DIRECTIONS FOR THIS TASK:
Write out the listing below without alteration, omitting its pictures.
☆ ☆ ☆ ☆
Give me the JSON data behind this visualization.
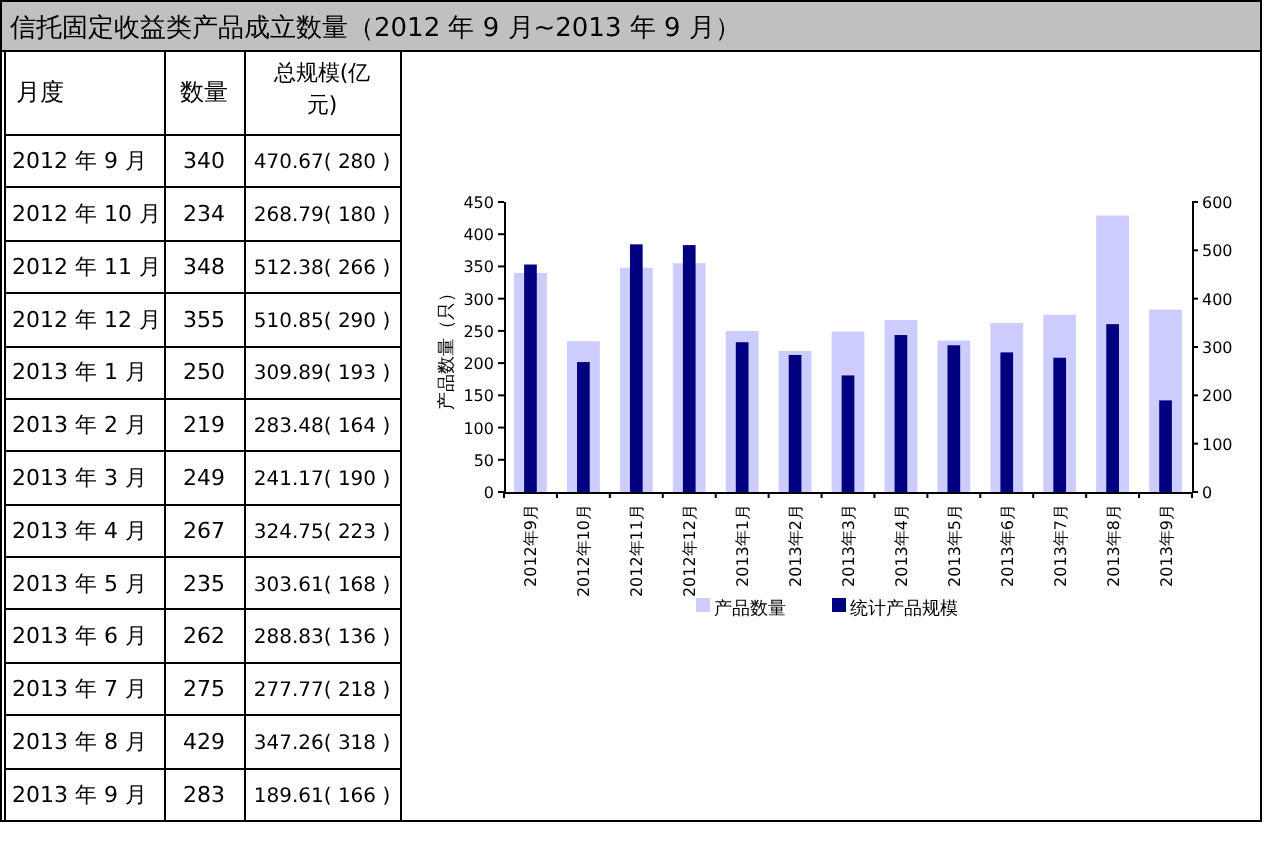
{
  "chart_data": {
    "type": "bar",
    "title": "信托固定收益类产品成立数量（2012 年 9 月~2013 年 9 月）",
    "ylabel": "产品数量（只）",
    "categories": [
      "2012年9月",
      "2012年10月",
      "2012年11月",
      "2012年12月",
      "2013年1月",
      "2013年2月",
      "2013年3月",
      "2013年4月",
      "2013年5月",
      "2013年6月",
      "2013年7月",
      "2013年8月",
      "2013年9月"
    ],
    "series": [
      {
        "name": "产品数量",
        "color": "#ccccff",
        "values": [
          340,
          234,
          348,
          355,
          250,
          219,
          249,
          267,
          235,
          262,
          275,
          429,
          283
        ]
      },
      {
        "name": "统计产品规模",
        "color": "#000080",
        "axis": "y2",
        "values": [
          470.67,
          268.79,
          512.38,
          510.85,
          309.89,
          283.48,
          241.17,
          324.75,
          303.61,
          288.83,
          277.77,
          347.26,
          189.61
        ]
      }
    ],
    "ylim": [
      0,
      450
    ],
    "yticks": [
      0,
      50,
      100,
      150,
      200,
      250,
      300,
      350,
      400,
      450
    ],
    "y2lim": [
      0,
      600
    ],
    "y2ticks": [
      0,
      100,
      200,
      300,
      400,
      500,
      600
    ],
    "legend": "bottom",
    "annotations": [
      "月度",
      "数量",
      "总规模(亿元)",
      "2012 年 9 月",
      "340",
      "470.67( 280 )",
      "2012 年 10 月",
      "234",
      "268.79( 180 )",
      "2012 年 11 月",
      "348",
      "512.38( 266 )",
      "2012 年 12 月",
      "355",
      "510.85( 290 )",
      "2013 年 1 月",
      "250",
      "309.89( 193 )",
      "2013 年 2 月",
      "219",
      "283.48( 164 )",
      "2013 年 3 月",
      "249",
      "241.17( 190 )",
      "2013 年 4 月",
      "267",
      "324.75( 223 )",
      "2013 年 5 月",
      "235",
      "303.61( 168 )",
      "2013 年 6 月",
      "262",
      "288.83( 136 )",
      "2013 年 7 月",
      "275",
      "277.77( 218 )",
      "2013 年 8 月",
      "429",
      "347.26( 318 )",
      "2013 年 9 月",
      "283",
      "189.61( 166 )"
    ]
  }
}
☆ ☆ ☆ ☆
REPLY:
Give me the JSON data behind this visualization.
{
  "chart_data": {
    "type": "bar",
    "title": "信托固定收益类产品成立数量（2012 年 9 月~2013 年 9 月）",
    "ylabel": "产品数量（只）",
    "categories": [
      "2012年9月",
      "2012年10月",
      "2012年11月",
      "2012年12月",
      "2013年1月",
      "2013年2月",
      "2013年3月",
      "2013年4月",
      "2013年5月",
      "2013年6月",
      "2013年7月",
      "2013年8月",
      "2013年9月"
    ],
    "series": [
      {
        "name": "产品数量",
        "color": "#ccccff",
        "values": [
          340,
          234,
          348,
          355,
          250,
          219,
          249,
          267,
          235,
          262,
          275,
          429,
          283
        ]
      },
      {
        "name": "统计产品规模",
        "color": "#000080",
        "axis": "y2",
        "values": [
          470.67,
          268.79,
          512.38,
          510.85,
          309.89,
          283.48,
          241.17,
          324.75,
          303.61,
          288.83,
          277.77,
          347.26,
          189.61
        ]
      }
    ],
    "ylim": [
      0,
      450
    ],
    "yticks": [
      0,
      50,
      100,
      150,
      200,
      250,
      300,
      350,
      400,
      450
    ],
    "y2lim": [
      0,
      600
    ],
    "y2ticks": [
      0,
      100,
      200,
      300,
      400,
      500,
      600
    ],
    "legend": "bottom",
    "annotations": [
      "月度",
      "数量",
      "总规模(亿元)",
      "2012 年 9 月",
      "340",
      "470.67( 280 )",
      "2012 年 10 月",
      "234",
      "268.79( 180 )",
      "2012 年 11 月",
      "348",
      "512.38( 266 )",
      "2012 年 12 月",
      "355",
      "510.85( 290 )",
      "2013 年 1 月",
      "250",
      "309.89( 193 )",
      "2013 年 2 月",
      "219",
      "283.48( 164 )",
      "2013 年 3 月",
      "249",
      "241.17( 190 )",
      "2013 年 4 月",
      "267",
      "324.75( 223 )",
      "2013 年 5 月",
      "235",
      "303.61( 168 )",
      "2013 年 6 月",
      "262",
      "288.83( 136 )",
      "2013 年 7 月",
      "275",
      "277.77( 218 )",
      "2013 年 8 月",
      "429",
      "347.26( 318 )",
      "2013 年 9 月",
      "283",
      "189.61( 166 )"
    ]
  }
}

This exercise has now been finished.